* [TASK DESCRIPTION]: Write only the number of lines in the data that contain the word "category".

==============================

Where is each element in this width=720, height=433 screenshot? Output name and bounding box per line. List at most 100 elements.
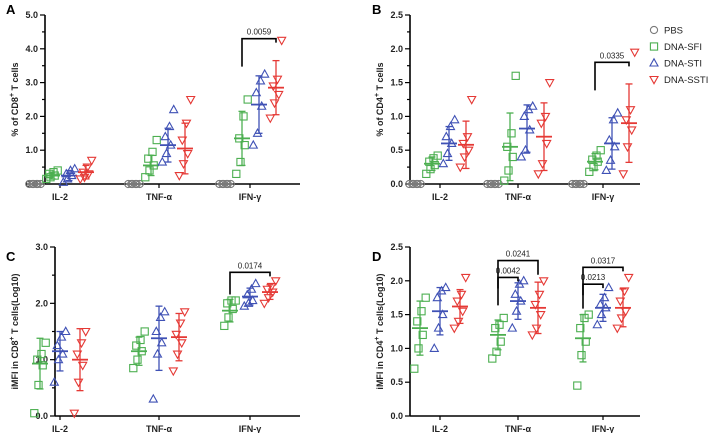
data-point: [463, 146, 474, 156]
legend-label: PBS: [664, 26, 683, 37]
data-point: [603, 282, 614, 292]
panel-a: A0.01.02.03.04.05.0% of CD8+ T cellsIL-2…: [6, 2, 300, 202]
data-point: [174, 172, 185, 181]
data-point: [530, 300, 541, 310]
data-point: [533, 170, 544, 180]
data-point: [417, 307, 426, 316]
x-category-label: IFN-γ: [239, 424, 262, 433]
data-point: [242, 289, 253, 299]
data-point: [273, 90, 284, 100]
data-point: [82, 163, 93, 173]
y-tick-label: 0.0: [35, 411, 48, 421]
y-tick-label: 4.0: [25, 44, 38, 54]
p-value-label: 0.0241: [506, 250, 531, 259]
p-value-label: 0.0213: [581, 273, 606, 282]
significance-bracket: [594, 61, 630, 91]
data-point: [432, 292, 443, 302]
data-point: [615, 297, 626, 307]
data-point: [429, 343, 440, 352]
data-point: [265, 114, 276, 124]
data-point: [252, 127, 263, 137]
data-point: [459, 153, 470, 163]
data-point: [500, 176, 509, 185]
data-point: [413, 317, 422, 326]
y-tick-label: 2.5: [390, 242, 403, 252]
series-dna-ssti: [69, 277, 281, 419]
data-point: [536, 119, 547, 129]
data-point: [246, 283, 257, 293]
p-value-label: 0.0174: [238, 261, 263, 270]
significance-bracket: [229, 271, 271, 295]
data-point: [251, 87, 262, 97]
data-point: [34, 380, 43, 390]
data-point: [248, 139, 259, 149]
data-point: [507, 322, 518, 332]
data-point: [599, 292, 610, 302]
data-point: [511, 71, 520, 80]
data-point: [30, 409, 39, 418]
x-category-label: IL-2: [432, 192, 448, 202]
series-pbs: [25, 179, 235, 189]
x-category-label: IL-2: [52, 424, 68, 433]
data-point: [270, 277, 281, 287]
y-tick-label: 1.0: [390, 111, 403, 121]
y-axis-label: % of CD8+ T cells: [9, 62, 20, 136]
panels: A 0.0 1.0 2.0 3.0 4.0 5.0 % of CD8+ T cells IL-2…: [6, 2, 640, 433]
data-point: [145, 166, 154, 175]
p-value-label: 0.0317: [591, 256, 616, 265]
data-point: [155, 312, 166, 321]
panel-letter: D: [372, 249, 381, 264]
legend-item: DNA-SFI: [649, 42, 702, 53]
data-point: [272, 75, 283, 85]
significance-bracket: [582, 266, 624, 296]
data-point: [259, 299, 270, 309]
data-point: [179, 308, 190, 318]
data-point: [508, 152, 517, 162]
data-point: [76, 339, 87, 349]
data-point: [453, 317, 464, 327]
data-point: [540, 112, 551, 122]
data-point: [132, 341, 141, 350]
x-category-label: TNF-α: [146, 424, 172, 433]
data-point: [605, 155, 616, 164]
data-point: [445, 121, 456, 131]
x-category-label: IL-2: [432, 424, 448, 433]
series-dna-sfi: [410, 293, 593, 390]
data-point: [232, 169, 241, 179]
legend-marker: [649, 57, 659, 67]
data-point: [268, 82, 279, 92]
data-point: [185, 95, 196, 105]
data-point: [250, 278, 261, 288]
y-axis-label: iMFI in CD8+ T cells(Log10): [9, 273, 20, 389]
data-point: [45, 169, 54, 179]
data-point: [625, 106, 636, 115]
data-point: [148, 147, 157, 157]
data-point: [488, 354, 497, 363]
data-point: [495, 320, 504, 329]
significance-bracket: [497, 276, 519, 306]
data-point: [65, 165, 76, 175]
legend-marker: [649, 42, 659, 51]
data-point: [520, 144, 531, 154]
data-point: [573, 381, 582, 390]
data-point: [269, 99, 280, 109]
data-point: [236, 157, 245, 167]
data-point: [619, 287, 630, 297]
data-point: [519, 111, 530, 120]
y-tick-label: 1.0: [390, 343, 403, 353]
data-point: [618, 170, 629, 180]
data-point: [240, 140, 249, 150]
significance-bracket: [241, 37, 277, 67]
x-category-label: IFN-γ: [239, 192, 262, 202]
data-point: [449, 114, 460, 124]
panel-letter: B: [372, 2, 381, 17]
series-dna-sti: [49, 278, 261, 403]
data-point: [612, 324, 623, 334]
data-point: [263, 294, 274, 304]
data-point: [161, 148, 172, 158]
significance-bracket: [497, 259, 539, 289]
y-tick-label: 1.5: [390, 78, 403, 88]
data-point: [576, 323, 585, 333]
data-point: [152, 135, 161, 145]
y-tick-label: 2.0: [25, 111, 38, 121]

==============================

* [RESPONSE AREA]: 6